▶ **Challenge**: Indicate only the number of lines in the listing below in which the word "title" appears.

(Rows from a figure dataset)
———

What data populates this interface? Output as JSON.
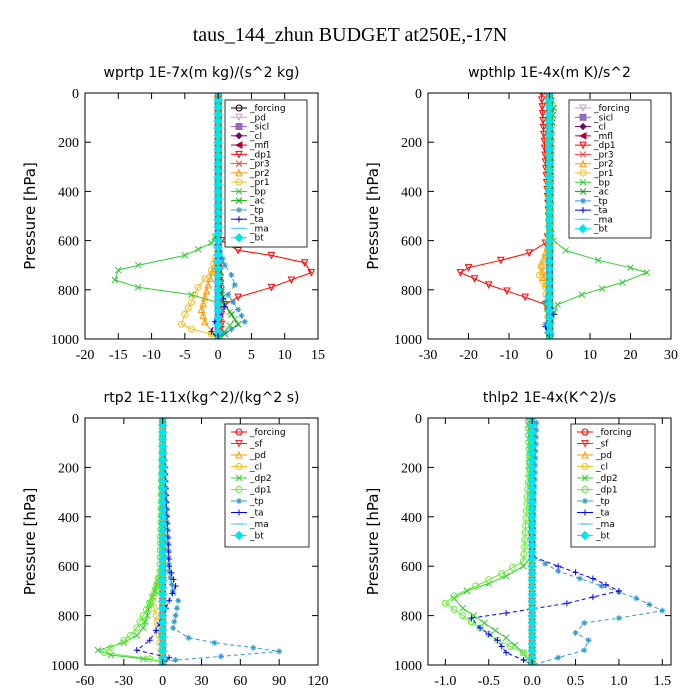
{
  "title": "taus_144_zhun  BUDGET at250E,-17N",
  "chart_data": [
    {
      "type": "line",
      "title": "wprtp  1E-7x(m kg)/(s^2 kg)",
      "ylabel": "Pressure [hPa]",
      "xlim": [
        -20,
        15
      ],
      "ylim": [
        1000,
        0
      ],
      "xticks": [
        -20,
        -15,
        -10,
        -5,
        0,
        5,
        10,
        15
      ],
      "xtick_labels": [
        "-20",
        "-15",
        "-10",
        "-5",
        "0",
        "5",
        "10",
        "15"
      ],
      "yticks": [
        0,
        200,
        400,
        600,
        800,
        1000
      ],
      "legend_position": "top-right",
      "series": [
        {
          "name": "_forcing",
          "color": "#000000",
          "marker": "o",
          "x": [
            0,
            0
          ],
          "y": [
            0,
            1000
          ]
        },
        {
          "name": "_pd",
          "color": "#c8a2c8",
          "marker": "v",
          "x": [
            0,
            0
          ],
          "y": [
            0,
            1000
          ]
        },
        {
          "name": "_sicl",
          "color": "#9467bd",
          "marker": "s",
          "x": [
            0,
            0
          ],
          "y": [
            0,
            1000
          ]
        },
        {
          "name": "_cl",
          "color": "#6a0d6a",
          "marker": "d",
          "x": [
            0,
            0
          ],
          "y": [
            0,
            1000
          ]
        },
        {
          "name": "_mfl",
          "color": "#b00040",
          "marker": "<",
          "x": [
            0,
            0
          ],
          "y": [
            0,
            1000
          ]
        },
        {
          "name": "_dp1",
          "color": "#ff0000",
          "marker": "v",
          "x": [
            0,
            0,
            0.5,
            3,
            8,
            13,
            14,
            8,
            3,
            1,
            0.5,
            0.3,
            0.5,
            0.3,
            0.2,
            0
          ],
          "y": [
            0,
            560,
            600,
            640,
            660,
            690,
            730,
            790,
            830,
            860,
            900,
            920,
            940,
            960,
            980,
            1000
          ]
        },
        {
          "name": "_pr3",
          "color": "#ff4040",
          "marker": "x",
          "x": [
            0,
            0,
            0.3,
            0.5,
            0.3,
            0.5,
            0
          ],
          "y": [
            0,
            600,
            700,
            800,
            900,
            960,
            1000
          ]
        },
        {
          "name": "_pr2",
          "color": "#ff9900",
          "marker": "^",
          "x": [
            0,
            0,
            -0.5,
            -1.5,
            -2,
            -2.5,
            -2,
            -1,
            0
          ],
          "y": [
            0,
            620,
            700,
            780,
            830,
            880,
            930,
            970,
            1000
          ]
        },
        {
          "name": "_pr1",
          "color": "#f0c020",
          "marker": "o",
          "x": [
            0,
            0,
            -1,
            -3,
            -4,
            -5,
            -5.5,
            -4,
            -1,
            0
          ],
          "y": [
            0,
            640,
            720,
            790,
            850,
            900,
            940,
            960,
            980,
            1000
          ]
        },
        {
          "name": "_bp",
          "color": "#33cc33",
          "marker": "x",
          "x": [
            0,
            0,
            -1,
            -5,
            -12,
            -15,
            -15.5,
            -12,
            -4,
            1,
            2.5,
            1,
            0
          ],
          "y": [
            0,
            560,
            610,
            660,
            700,
            720,
            760,
            790,
            820,
            860,
            920,
            970,
            1000
          ]
        },
        {
          "name": "_ac",
          "color": "#00aa00",
          "marker": "x",
          "x": [
            0,
            0,
            0.5,
            1,
            2,
            3,
            1,
            0
          ],
          "y": [
            0,
            700,
            800,
            860,
            900,
            940,
            980,
            1000
          ]
        },
        {
          "name": "_tp",
          "color": "#3399cc",
          "marker": "*",
          "x": [
            0,
            0,
            1,
            2,
            2.5,
            1.5,
            3,
            4,
            2,
            0.5,
            0
          ],
          "y": [
            0,
            620,
            700,
            740,
            780,
            820,
            880,
            930,
            960,
            980,
            1000
          ]
        },
        {
          "name": "_ta",
          "color": "#0000ff",
          "marker": "+",
          "x": [
            0,
            0,
            0.5,
            1,
            -0.5,
            -1,
            0
          ],
          "y": [
            0,
            700,
            800,
            870,
            930,
            970,
            1000
          ]
        },
        {
          "name": "_ma",
          "color": "#66ccff",
          "marker": "-",
          "x": [
            0,
            0
          ],
          "y": [
            0,
            1000
          ]
        },
        {
          "name": "_bt",
          "color": "#00e5ee",
          "marker": "D",
          "x": [
            0,
            0
          ],
          "y": [
            0,
            1000
          ]
        }
      ]
    },
    {
      "type": "line",
      "title": "wpthlp  1E-4x(m K)/s^2",
      "ylabel": "Pressure [hPa]",
      "xlim": [
        -30,
        30
      ],
      "ylim": [
        1000,
        0
      ],
      "xticks": [
        -30,
        -20,
        -10,
        0,
        10,
        20,
        30
      ],
      "xtick_labels": [
        "-30",
        "-20",
        "-10",
        "0",
        "10",
        "20",
        "30"
      ],
      "yticks": [
        0,
        200,
        400,
        600,
        800,
        1000
      ],
      "legend_position": "top-right",
      "series": [
        {
          "name": "_forcing",
          "color": "#c8a2c8",
          "marker": "v",
          "x": [
            0,
            0
          ],
          "y": [
            0,
            1000
          ]
        },
        {
          "name": "_sicl",
          "color": "#9467bd",
          "marker": "s",
          "x": [
            0,
            0
          ],
          "y": [
            0,
            1000
          ]
        },
        {
          "name": "_cl",
          "color": "#6a0d6a",
          "marker": "d",
          "x": [
            0,
            0
          ],
          "y": [
            0,
            1000
          ]
        },
        {
          "name": "_mfl",
          "color": "#b00040",
          "marker": "<",
          "x": [
            0,
            0
          ],
          "y": [
            0,
            1000
          ]
        },
        {
          "name": "_dp1",
          "color": "#ff0000",
          "marker": "v",
          "x": [
            -2,
            0,
            -1,
            -5,
            -12,
            -20,
            -22,
            -15,
            -6,
            -1,
            0,
            0
          ],
          "y": [
            0,
            560,
            610,
            650,
            680,
            710,
            730,
            780,
            830,
            860,
            920,
            1000
          ]
        },
        {
          "name": "_pr3",
          "color": "#ff4040",
          "marker": "x",
          "x": [
            -1,
            0,
            0
          ],
          "y": [
            0,
            60,
            1000
          ]
        },
        {
          "name": "_pr2",
          "color": "#ff9900",
          "marker": "^",
          "x": [
            0,
            0,
            -1,
            -2,
            -1.5,
            0,
            0
          ],
          "y": [
            0,
            600,
            650,
            700,
            750,
            800,
            1000
          ]
        },
        {
          "name": "_pr1",
          "color": "#f0c020",
          "marker": "o",
          "x": [
            0,
            0,
            -1,
            -2,
            -2.5,
            -1,
            0
          ],
          "y": [
            0,
            620,
            660,
            700,
            740,
            790,
            1000
          ]
        },
        {
          "name": "_bp",
          "color": "#33cc33",
          "marker": "x",
          "x": [
            0,
            0,
            1,
            4,
            12,
            20,
            24,
            18,
            8,
            2,
            0.5,
            0
          ],
          "y": [
            0,
            540,
            600,
            640,
            680,
            710,
            730,
            770,
            820,
            860,
            920,
            1000
          ]
        },
        {
          "name": "_ac",
          "color": "#00aa00",
          "marker": "x",
          "x": [
            0,
            1,
            0.5,
            0
          ],
          "y": [
            0,
            60,
            150,
            1000
          ]
        },
        {
          "name": "_tp",
          "color": "#3399cc",
          "marker": "*",
          "x": [
            0,
            0,
            -1,
            0,
            -1,
            0.5,
            0
          ],
          "y": [
            0,
            800,
            850,
            900,
            940,
            980,
            1000
          ]
        },
        {
          "name": "_ta",
          "color": "#0000ff",
          "marker": "+",
          "x": [
            0,
            0,
            1,
            -1,
            0
          ],
          "y": [
            0,
            850,
            900,
            950,
            1000
          ]
        },
        {
          "name": "_ma",
          "color": "#66ccff",
          "marker": "-",
          "x": [
            0,
            0
          ],
          "y": [
            0,
            1000
          ]
        },
        {
          "name": "_bt",
          "color": "#00e5ee",
          "marker": "D",
          "x": [
            0,
            0
          ],
          "y": [
            0,
            1000
          ]
        }
      ]
    },
    {
      "type": "line",
      "title": "rtp2  1E-11x(kg^2)/(kg^2 s)",
      "ylabel": "Pressure [hPa]",
      "xlim": [
        -60,
        120
      ],
      "ylim": [
        1000,
        0
      ],
      "xticks": [
        -60,
        -30,
        0,
        30,
        60,
        90,
        120
      ],
      "xtick_labels": [
        "-60",
        "-30",
        "0",
        "30",
        "60",
        "90",
        "120"
      ],
      "yticks": [
        0,
        200,
        400,
        600,
        800,
        1000
      ],
      "legend_position": "top-right",
      "series": [
        {
          "name": "_forcing",
          "color": "#ff0000",
          "marker": "o",
          "x": [
            0,
            0
          ],
          "y": [
            0,
            1000
          ]
        },
        {
          "name": "_sf",
          "color": "#ff2020",
          "marker": "v",
          "x": [
            0,
            0
          ],
          "y": [
            0,
            1000
          ]
        },
        {
          "name": "_pd",
          "color": "#ff9900",
          "marker": "^",
          "x": [
            0,
            0
          ],
          "y": [
            0,
            1000
          ]
        },
        {
          "name": "_cl",
          "color": "#f0c020",
          "marker": "o",
          "x": [
            0,
            -2,
            -5,
            -8,
            -5,
            -3,
            0
          ],
          "y": [
            0,
            620,
            680,
            740,
            800,
            880,
            1000
          ]
        },
        {
          "name": "_dp2",
          "color": "#33cc33",
          "marker": "x",
          "x": [
            0,
            0,
            -3,
            -6,
            -10,
            -12,
            -15,
            -20,
            -30,
            -50,
            -40,
            -15,
            0
          ],
          "y": [
            0,
            600,
            650,
            700,
            750,
            800,
            850,
            880,
            910,
            940,
            960,
            975,
            985
          ]
        },
        {
          "name": "_dp1",
          "color": "#66ee33",
          "marker": "o",
          "x": [
            0,
            -2,
            -5,
            -10,
            -15,
            -20,
            -25,
            -30,
            -40,
            -45,
            -10,
            0
          ],
          "y": [
            0,
            620,
            700,
            750,
            800,
            850,
            880,
            900,
            930,
            950,
            975,
            990
          ]
        },
        {
          "name": "_tp",
          "color": "#3399cc",
          "marker": "*",
          "x": [
            0,
            5,
            8,
            12,
            10,
            8,
            20,
            40,
            70,
            90,
            45,
            10,
            0
          ],
          "y": [
            0,
            620,
            700,
            740,
            800,
            850,
            890,
            910,
            930,
            945,
            965,
            980,
            990
          ]
        },
        {
          "name": "_ta",
          "color": "#0000ff",
          "marker": "+",
          "x": [
            0,
            5,
            10,
            5,
            0,
            -5,
            -10,
            -20,
            5,
            0
          ],
          "y": [
            0,
            600,
            680,
            740,
            800,
            860,
            900,
            940,
            970,
            1000
          ]
        },
        {
          "name": "_ma",
          "color": "#66ccff",
          "marker": "-",
          "x": [
            0,
            0
          ],
          "y": [
            0,
            1000
          ]
        },
        {
          "name": "_bt",
          "color": "#00e5ee",
          "marker": "D",
          "x": [
            0,
            0
          ],
          "y": [
            0,
            1000
          ]
        }
      ]
    },
    {
      "type": "line",
      "title": "thlp2  1E-4x(K^2)/s",
      "ylabel": "Pressure [hPa]",
      "xlim": [
        -1.2,
        1.6
      ],
      "ylim": [
        1000,
        0
      ],
      "xticks": [
        -1.0,
        -0.5,
        0.0,
        0.5,
        1.0,
        1.5
      ],
      "xtick_labels": [
        "-1.0",
        "-0.5",
        "0.0",
        "0.5",
        "1.0",
        "1.5"
      ],
      "yticks": [
        0,
        200,
        400,
        600,
        800,
        1000
      ],
      "legend_position": "top-right",
      "series": [
        {
          "name": "_forcing",
          "color": "#ff0000",
          "marker": "o",
          "x": [
            0,
            0
          ],
          "y": [
            0,
            1000
          ]
        },
        {
          "name": "_sf",
          "color": "#ff2020",
          "marker": "v",
          "x": [
            0,
            0
          ],
          "y": [
            0,
            1000
          ]
        },
        {
          "name": "_pd",
          "color": "#ff9900",
          "marker": "^",
          "x": [
            0,
            0
          ],
          "y": [
            0,
            1000
          ]
        },
        {
          "name": "_cl",
          "color": "#f0c020",
          "marker": "o",
          "x": [
            0,
            0
          ],
          "y": [
            0,
            1000
          ]
        },
        {
          "name": "_dp2",
          "color": "#33cc33",
          "marker": "x",
          "x": [
            -0.05,
            0,
            -0.1,
            -0.3,
            -0.5,
            -0.75,
            -0.9,
            -0.8,
            -0.55,
            -0.3,
            -0.1,
            0
          ],
          "y": [
            0,
            560,
            600,
            640,
            670,
            700,
            730,
            770,
            830,
            890,
            950,
            1000
          ]
        },
        {
          "name": "_dp1",
          "color": "#66ee33",
          "marker": "o",
          "x": [
            0,
            -0.1,
            -0.35,
            -0.65,
            -0.9,
            -1.0,
            -0.8,
            -0.6,
            -0.4,
            -0.1,
            0
          ],
          "y": [
            0,
            580,
            630,
            680,
            720,
            750,
            800,
            850,
            900,
            950,
            1000
          ]
        },
        {
          "name": "_tp",
          "color": "#3399cc",
          "marker": "*",
          "x": [
            0,
            0.05,
            0,
            0.3,
            0.8,
            1.2,
            1.5,
            1.0,
            0.6,
            0.5,
            0.65,
            0.6,
            0.3,
            0
          ],
          "y": [
            0,
            20,
            560,
            620,
            680,
            730,
            780,
            810,
            830,
            870,
            900,
            940,
            970,
            1000
          ]
        },
        {
          "name": "_ta",
          "color": "#0000ff",
          "marker": "+",
          "x": [
            0,
            0,
            0.3,
            0.7,
            1.0,
            0.4,
            -0.3,
            -0.7,
            -0.6,
            -0.4,
            -0.3,
            -0.1,
            0
          ],
          "y": [
            0,
            560,
            600,
            650,
            700,
            750,
            790,
            810,
            850,
            900,
            950,
            980,
            1000
          ]
        },
        {
          "name": "_ma",
          "color": "#66ccff",
          "marker": "-",
          "x": [
            0,
            0
          ],
          "y": [
            0,
            1000
          ]
        },
        {
          "name": "_bt",
          "color": "#00e5ee",
          "marker": "D",
          "x": [
            0,
            0
          ],
          "y": [
            0,
            1000
          ]
        }
      ]
    }
  ]
}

———

▶ **Completed task**: 5